■ WHAT IS BEING ASKED
Repeat all of the records verbatim.

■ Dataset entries

+ + + + + + +

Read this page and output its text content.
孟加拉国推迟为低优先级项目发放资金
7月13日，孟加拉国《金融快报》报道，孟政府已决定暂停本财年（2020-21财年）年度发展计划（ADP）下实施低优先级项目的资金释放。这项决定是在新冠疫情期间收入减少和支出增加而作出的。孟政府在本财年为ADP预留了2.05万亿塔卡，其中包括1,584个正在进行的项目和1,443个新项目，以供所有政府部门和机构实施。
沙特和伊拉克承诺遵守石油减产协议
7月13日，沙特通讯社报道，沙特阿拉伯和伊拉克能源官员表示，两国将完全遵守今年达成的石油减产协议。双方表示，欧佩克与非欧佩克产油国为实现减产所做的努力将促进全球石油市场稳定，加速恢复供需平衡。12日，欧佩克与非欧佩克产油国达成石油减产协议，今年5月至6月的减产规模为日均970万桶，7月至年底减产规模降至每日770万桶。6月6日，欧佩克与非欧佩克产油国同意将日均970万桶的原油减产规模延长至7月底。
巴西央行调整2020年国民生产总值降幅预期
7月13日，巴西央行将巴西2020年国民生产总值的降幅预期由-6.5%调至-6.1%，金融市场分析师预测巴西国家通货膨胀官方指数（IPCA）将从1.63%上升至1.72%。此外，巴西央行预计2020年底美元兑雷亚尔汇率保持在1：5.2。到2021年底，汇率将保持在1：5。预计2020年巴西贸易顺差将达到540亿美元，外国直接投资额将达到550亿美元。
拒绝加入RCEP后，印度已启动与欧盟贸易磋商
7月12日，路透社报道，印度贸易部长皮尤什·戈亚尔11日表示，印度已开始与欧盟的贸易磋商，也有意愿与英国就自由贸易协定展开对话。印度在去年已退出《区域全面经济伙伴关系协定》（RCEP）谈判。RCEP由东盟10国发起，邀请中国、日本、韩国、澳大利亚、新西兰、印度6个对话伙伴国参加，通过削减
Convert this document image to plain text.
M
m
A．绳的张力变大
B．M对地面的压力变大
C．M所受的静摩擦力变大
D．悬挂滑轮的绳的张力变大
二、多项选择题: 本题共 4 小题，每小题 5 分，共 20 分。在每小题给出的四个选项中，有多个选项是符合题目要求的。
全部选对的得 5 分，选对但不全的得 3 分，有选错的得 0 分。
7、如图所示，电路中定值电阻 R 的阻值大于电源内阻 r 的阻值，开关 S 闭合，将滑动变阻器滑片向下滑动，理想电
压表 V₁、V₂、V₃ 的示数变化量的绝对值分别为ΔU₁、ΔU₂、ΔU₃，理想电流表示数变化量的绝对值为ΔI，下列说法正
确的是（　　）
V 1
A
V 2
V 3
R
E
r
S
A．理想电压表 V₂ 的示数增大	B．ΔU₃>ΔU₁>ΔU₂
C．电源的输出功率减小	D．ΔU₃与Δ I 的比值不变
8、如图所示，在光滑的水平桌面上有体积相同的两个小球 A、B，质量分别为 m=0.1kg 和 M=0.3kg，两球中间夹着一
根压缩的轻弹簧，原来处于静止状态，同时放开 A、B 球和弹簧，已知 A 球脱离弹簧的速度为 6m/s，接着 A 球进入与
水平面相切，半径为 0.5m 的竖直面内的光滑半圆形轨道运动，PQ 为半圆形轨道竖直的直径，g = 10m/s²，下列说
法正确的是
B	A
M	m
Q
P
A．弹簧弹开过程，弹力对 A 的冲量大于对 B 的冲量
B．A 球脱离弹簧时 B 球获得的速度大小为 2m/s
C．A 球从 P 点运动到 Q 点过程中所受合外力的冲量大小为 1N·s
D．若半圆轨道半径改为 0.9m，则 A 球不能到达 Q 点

+ + + + + + +

■ TASK RESPONSE
Read this page and output its text content.
孟加拉国推迟为低优先级项目发放资金
7月13日，孟加拉国《金融快报》报道，孟政府已决定暂停本财年（2020-21财年）年度发展计划（ADP）下实施低优先级项目的资金释放。这项决定是在新冠疫情期间收入减少和支出增加而作出的。孟政府在本财年为ADP预留了2.05万亿塔卡，其中包括1,584个正在进行的项目和1,443个新项目，以供所有政府部门和机构实施。
沙特和伊拉克承诺遵守石油减产协议
7月13日，沙特通讯社报道，沙特阿拉伯和伊拉克能源官员表示，两国将完全遵守今年达成的石油减产协议。双方表示，欧佩克与非欧佩克产油国为实现减产所做的努力将促进全球石油市场稳定，加速恢复供需平衡。12日，欧佩克与非欧佩克产油国达成石油减产协议，今年5月至6月的减产规模为日均970万桶，7月至年底减产规模降至每日770万桶。6月6日，欧佩克与非欧佩克产油国同意将日均970万桶的原油减产规模延长至7月底。
巴西央行调整2020年国民生产总值降幅预期
7月13日，巴西央行将巴西2020年国民生产总值的降幅预期由-6.5%调至-6.1%，金融市场分析师预测巴西国家通货膨胀官方指数（IPCA）将从1.63%上升至1.72%。此外，巴西央行预计2020年底美元兑雷亚尔汇率保持在1：5.2。到2021年底，汇率将保持在1：5。预计2020年巴西贸易顺差将达到540亿美元，外国直接投资额将达到550亿美元。
拒绝加入RCEP后，印度已启动与欧盟贸易磋商
7月12日，路透社报道，印度贸易部长皮尤什·戈亚尔11日表示，印度已开始与欧盟的贸易磋商，也有意愿与英国就自由贸易协定展开对话。印度在去年已退出《区域全面经济伙伴关系协定》（RCEP）谈判。RCEP由东盟10国发起，邀请中国、日本、韩国、澳大利亚、新西兰、印度6个对话伙伴国参加，通过削减
Convert this document image to plain text.
M
m
A．绳的张力变大
B．M对地面的压力变大
C．M所受的静摩擦力变大
D．悬挂滑轮的绳的张力变大
二、多项选择题: 本题共 4 小题，每小题 5 分，共 20 分。在每小题给出的四个选项中，有多个选项是符合题目要求的。
全部选对的得 5 分，选对但不全的得 3 分，有选错的得 0 分。
7、如图所示，电路中定值电阻 R 的阻值大于电源内阻 r 的阻值，开关 S 闭合，将滑动变阻器滑片向下滑动，理想电
压表 V₁、V₂、V₃ 的示数变化量的绝对值分别为ΔU₁、ΔU₂、ΔU₃，理想电流表示数变化量的绝对值为ΔI，下列说法正
确的是（　　）
V 1
A
V 2
V 3
R
E
r
S
A．理想电压表 V₂ 的示数增大	B．ΔU₃>ΔU₁>ΔU₂
C．电源的输出功率减小	D．ΔU₃与Δ I 的比值不变
8、如图所示，在光滑的水平桌面上有体积相同的两个小球 A、B，质量分别为 m=0.1kg 和 M=0.3kg，两球中间夹着一
根压缩的轻弹簧，原来处于静止状态，同时放开 A、B 球和弹簧，已知 A 球脱离弹簧的速度为 6m/s，接着 A 球进入与
水平面相切，半径为 0.5m 的竖直面内的光滑半圆形轨道运动，PQ 为半圆形轨道竖直的直径，g = 10m/s²，下列说
法正确的是
B	A
M	m
Q
P
A．弹簧弹开过程，弹力对 A 的冲量大于对 B 的冲量
B．A 球脱离弹簧时 B 球获得的速度大小为 2m/s
C．A 球从 P 点运动到 Q 点过程中所受合外力的冲量大小为 1N·s
D．若半圆轨道半径改为 0.9m，则 A 球不能到达 Q 点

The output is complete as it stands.